Region boundary data
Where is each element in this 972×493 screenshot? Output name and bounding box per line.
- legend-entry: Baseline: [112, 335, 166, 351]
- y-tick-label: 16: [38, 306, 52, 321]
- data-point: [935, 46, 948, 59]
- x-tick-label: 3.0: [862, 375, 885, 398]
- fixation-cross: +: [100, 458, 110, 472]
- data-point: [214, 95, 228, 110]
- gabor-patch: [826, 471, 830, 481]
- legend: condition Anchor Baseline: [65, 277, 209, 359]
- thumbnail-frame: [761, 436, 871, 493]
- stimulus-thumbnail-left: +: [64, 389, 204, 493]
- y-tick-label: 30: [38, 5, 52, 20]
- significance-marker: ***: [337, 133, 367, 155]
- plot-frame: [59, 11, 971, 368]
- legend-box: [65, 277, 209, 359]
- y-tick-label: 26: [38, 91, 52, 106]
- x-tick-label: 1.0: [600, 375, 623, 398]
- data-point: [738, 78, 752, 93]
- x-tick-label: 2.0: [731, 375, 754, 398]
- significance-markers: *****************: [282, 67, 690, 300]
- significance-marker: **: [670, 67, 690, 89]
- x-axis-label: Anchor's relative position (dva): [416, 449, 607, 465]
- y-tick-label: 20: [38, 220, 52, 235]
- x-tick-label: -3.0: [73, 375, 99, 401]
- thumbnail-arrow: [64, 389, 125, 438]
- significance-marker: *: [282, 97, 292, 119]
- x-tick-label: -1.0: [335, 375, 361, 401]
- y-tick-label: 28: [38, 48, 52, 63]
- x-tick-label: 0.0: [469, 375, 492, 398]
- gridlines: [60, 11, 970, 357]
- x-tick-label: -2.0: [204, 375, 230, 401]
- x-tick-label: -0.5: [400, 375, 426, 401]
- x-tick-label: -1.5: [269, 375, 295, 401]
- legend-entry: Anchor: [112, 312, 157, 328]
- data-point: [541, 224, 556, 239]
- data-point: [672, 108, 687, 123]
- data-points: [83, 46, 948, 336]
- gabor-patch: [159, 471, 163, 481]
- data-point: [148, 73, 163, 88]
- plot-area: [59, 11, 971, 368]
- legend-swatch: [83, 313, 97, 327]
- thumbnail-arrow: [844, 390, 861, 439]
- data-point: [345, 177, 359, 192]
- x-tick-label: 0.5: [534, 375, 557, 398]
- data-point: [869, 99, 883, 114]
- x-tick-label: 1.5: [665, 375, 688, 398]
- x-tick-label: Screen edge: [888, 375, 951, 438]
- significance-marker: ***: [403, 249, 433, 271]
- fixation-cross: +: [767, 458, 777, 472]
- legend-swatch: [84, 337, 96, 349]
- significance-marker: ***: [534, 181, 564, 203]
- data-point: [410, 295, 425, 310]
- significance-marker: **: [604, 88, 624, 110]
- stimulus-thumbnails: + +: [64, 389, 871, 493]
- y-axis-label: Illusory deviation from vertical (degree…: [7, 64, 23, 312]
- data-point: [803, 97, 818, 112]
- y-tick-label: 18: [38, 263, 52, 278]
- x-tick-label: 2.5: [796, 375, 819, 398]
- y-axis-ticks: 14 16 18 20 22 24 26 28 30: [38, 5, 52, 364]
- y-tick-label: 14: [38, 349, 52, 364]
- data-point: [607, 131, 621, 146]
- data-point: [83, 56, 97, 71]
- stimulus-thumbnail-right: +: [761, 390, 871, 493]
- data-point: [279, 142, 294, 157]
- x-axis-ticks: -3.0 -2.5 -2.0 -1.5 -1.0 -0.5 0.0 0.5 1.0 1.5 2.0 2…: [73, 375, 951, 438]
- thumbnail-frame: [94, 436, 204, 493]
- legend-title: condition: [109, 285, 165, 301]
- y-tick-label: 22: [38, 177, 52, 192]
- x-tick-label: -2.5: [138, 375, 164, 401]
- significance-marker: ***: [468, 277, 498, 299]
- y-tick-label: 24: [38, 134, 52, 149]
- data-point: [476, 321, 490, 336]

* **WHAT YOU HAVE TO DO**
Copy the records from the first line through the line with "- data-point: [148, 73, 163, 88]", putting "preview-frame" in place of "thumbnail-frame" and leaving everything else the same.

* **ANSWER TO THE TASK**
Where is each element in this 972×493 screenshot? Output name and bounding box per line.
- legend-entry: Baseline: [112, 335, 166, 351]
- y-tick-label: 16: [38, 306, 52, 321]
- data-point: [935, 46, 948, 59]
- x-tick-label: 3.0: [862, 375, 885, 398]
- fixation-cross: +: [100, 458, 110, 472]
- data-point: [214, 95, 228, 110]
- gabor-patch: [826, 471, 830, 481]
- legend: condition Anchor Baseline: [65, 277, 209, 359]
- preview-frame: [761, 436, 871, 493]
- stimulus-thumbnail-left: +: [64, 389, 204, 493]
- y-tick-label: 30: [38, 5, 52, 20]
- significance-marker: ***: [337, 133, 367, 155]
- plot-frame: [59, 11, 971, 368]
- legend-box: [65, 277, 209, 359]
- y-tick-label: 26: [38, 91, 52, 106]
- x-tick-label: 1.0: [600, 375, 623, 398]
- data-point: [738, 78, 752, 93]
- x-tick-label: 2.0: [731, 375, 754, 398]
- significance-markers: *****************: [282, 67, 690, 300]
- significance-marker: **: [670, 67, 690, 89]
- x-axis-label: Anchor's relative position (dva): [416, 449, 607, 465]
- y-tick-label: 20: [38, 220, 52, 235]
- x-tick-label: -3.0: [73, 375, 99, 401]
- thumbnail-arrow: [64, 389, 125, 438]
- significance-marker: *: [282, 97, 292, 119]
- x-tick-label: -1.0: [335, 375, 361, 401]
- y-tick-label: 28: [38, 48, 52, 63]
- x-tick-label: 0.0: [469, 375, 492, 398]
- gridlines: [60, 11, 970, 357]
- x-tick-label: -2.0: [204, 375, 230, 401]
- x-tick-label: -0.5: [400, 375, 426, 401]
- x-tick-label: -1.5: [269, 375, 295, 401]
- legend-entry: Anchor: [112, 312, 157, 328]
- data-point: [541, 224, 556, 239]
- data-point: [672, 108, 687, 123]
- data-points: [83, 46, 948, 336]
- gabor-patch: [159, 471, 163, 481]
- data-point: [148, 73, 163, 88]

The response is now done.